**REQUEST:**
Read through the data and count the lines that contain the string "tanaman"; give only the result.
* begin RECORD SET *
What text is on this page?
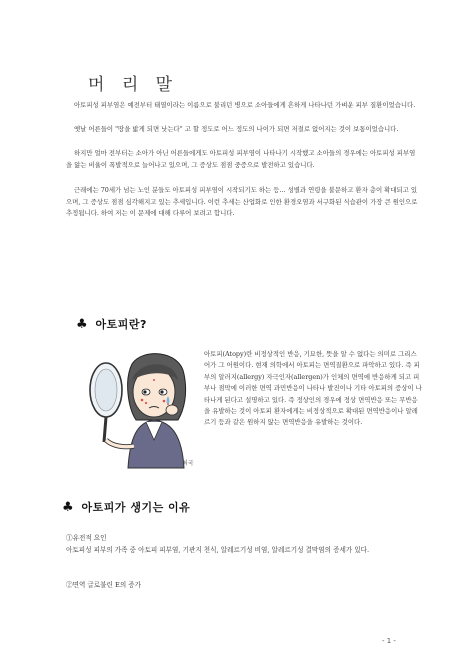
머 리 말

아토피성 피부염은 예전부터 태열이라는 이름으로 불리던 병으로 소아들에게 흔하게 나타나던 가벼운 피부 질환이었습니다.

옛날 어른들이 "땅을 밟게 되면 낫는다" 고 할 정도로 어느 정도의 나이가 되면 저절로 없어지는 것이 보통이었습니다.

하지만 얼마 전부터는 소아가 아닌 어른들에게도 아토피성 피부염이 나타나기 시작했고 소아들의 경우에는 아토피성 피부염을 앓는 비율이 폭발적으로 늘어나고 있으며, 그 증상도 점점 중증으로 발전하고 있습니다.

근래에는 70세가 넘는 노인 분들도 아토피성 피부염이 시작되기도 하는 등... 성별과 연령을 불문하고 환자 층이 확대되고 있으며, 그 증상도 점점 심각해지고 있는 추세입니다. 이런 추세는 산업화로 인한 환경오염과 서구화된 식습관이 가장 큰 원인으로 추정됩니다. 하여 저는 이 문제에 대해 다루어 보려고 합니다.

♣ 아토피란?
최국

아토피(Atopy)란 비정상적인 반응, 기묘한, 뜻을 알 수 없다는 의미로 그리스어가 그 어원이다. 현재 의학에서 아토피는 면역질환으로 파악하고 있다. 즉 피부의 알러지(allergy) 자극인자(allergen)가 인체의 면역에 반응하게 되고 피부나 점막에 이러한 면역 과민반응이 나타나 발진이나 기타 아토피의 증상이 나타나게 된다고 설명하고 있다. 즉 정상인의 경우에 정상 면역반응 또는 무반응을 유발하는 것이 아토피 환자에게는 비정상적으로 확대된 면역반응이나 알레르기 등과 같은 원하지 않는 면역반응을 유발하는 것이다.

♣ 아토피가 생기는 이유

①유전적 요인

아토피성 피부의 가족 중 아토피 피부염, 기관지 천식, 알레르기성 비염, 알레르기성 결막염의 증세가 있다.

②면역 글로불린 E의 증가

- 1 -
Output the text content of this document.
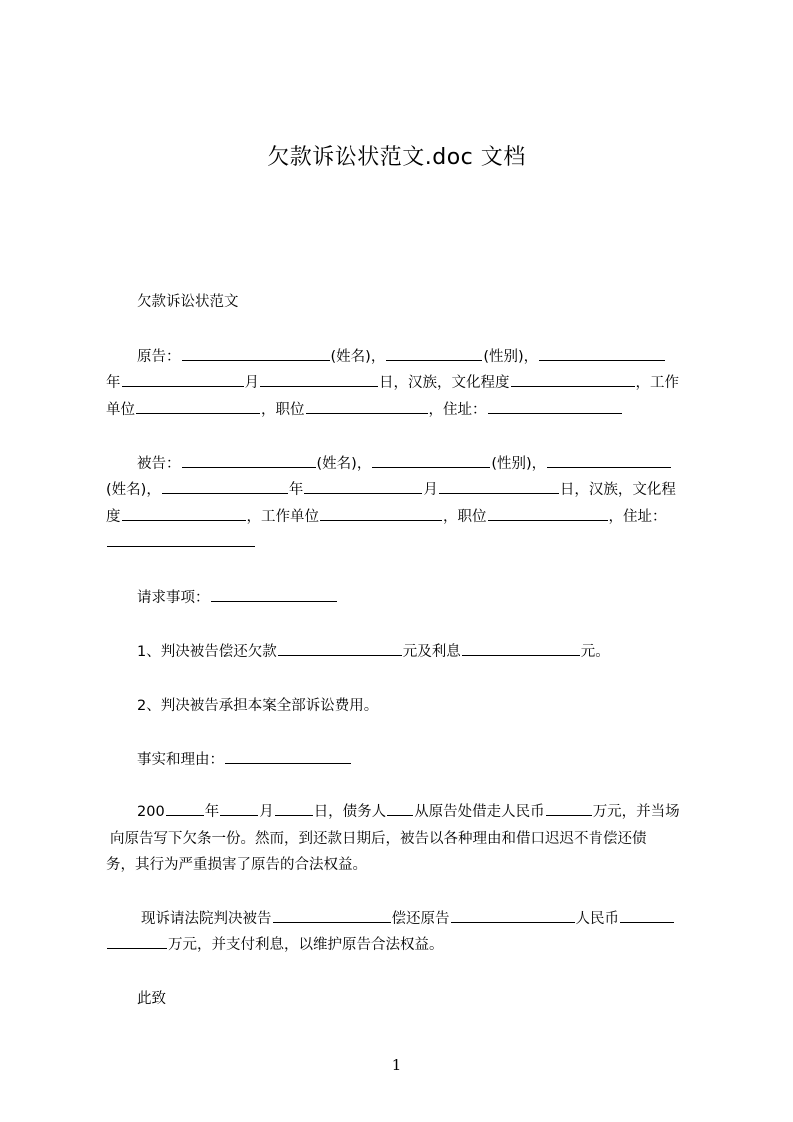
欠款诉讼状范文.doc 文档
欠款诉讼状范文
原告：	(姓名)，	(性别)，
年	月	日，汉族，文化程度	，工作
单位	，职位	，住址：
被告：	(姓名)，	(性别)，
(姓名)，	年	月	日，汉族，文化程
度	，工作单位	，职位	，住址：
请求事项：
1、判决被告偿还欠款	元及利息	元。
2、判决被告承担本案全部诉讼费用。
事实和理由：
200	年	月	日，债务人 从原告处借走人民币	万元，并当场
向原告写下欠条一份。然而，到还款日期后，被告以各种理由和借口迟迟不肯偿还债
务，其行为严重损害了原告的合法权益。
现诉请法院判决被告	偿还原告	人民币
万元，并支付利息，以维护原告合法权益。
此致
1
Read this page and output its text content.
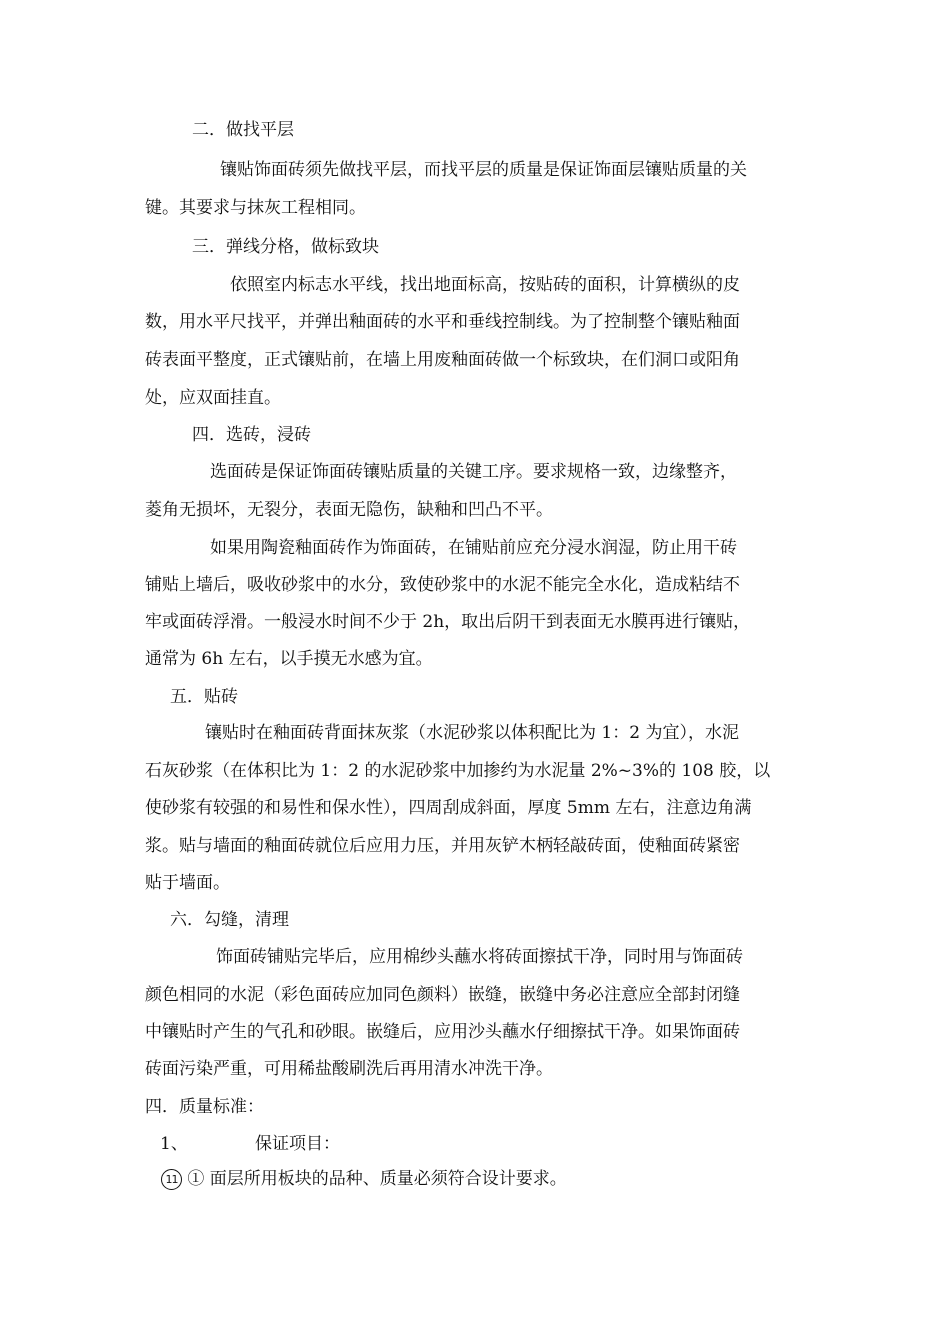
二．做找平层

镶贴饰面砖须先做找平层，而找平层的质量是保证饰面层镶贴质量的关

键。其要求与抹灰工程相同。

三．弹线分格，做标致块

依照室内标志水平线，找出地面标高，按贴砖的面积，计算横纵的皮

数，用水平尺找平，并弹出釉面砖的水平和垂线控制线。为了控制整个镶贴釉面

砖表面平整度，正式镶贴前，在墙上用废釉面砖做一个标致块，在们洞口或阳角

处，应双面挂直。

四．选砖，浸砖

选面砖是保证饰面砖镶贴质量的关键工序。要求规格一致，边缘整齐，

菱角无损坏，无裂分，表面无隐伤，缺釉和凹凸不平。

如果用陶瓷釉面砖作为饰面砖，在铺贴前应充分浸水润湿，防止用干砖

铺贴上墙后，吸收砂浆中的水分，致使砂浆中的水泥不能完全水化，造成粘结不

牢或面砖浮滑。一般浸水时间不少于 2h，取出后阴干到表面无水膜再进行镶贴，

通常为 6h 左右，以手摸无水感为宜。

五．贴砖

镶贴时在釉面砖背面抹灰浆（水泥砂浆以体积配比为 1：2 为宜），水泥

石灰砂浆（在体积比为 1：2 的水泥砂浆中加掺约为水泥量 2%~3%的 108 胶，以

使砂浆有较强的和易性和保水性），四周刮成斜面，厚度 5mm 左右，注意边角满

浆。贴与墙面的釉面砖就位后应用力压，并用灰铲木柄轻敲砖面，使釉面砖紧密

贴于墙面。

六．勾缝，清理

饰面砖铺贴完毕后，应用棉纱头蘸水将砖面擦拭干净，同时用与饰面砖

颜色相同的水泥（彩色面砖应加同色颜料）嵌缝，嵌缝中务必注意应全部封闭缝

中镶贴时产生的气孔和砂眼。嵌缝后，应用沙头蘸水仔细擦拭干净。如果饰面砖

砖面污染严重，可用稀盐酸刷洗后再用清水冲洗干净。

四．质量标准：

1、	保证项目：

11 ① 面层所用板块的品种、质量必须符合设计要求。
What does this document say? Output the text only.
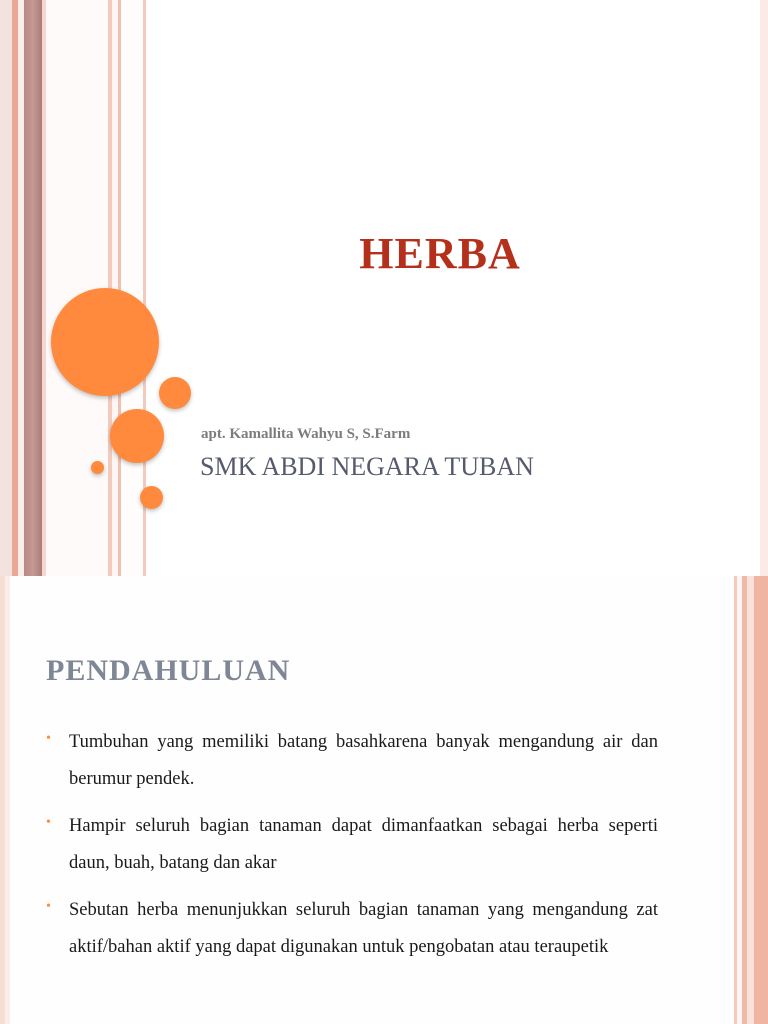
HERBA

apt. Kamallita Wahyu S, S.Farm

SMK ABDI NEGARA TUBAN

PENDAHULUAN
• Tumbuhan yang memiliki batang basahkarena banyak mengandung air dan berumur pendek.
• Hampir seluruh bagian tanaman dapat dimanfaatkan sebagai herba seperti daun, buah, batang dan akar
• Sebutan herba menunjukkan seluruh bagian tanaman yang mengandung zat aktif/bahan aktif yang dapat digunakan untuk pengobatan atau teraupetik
* end RECORD SET *
**EXERCISE ANSWER:**
2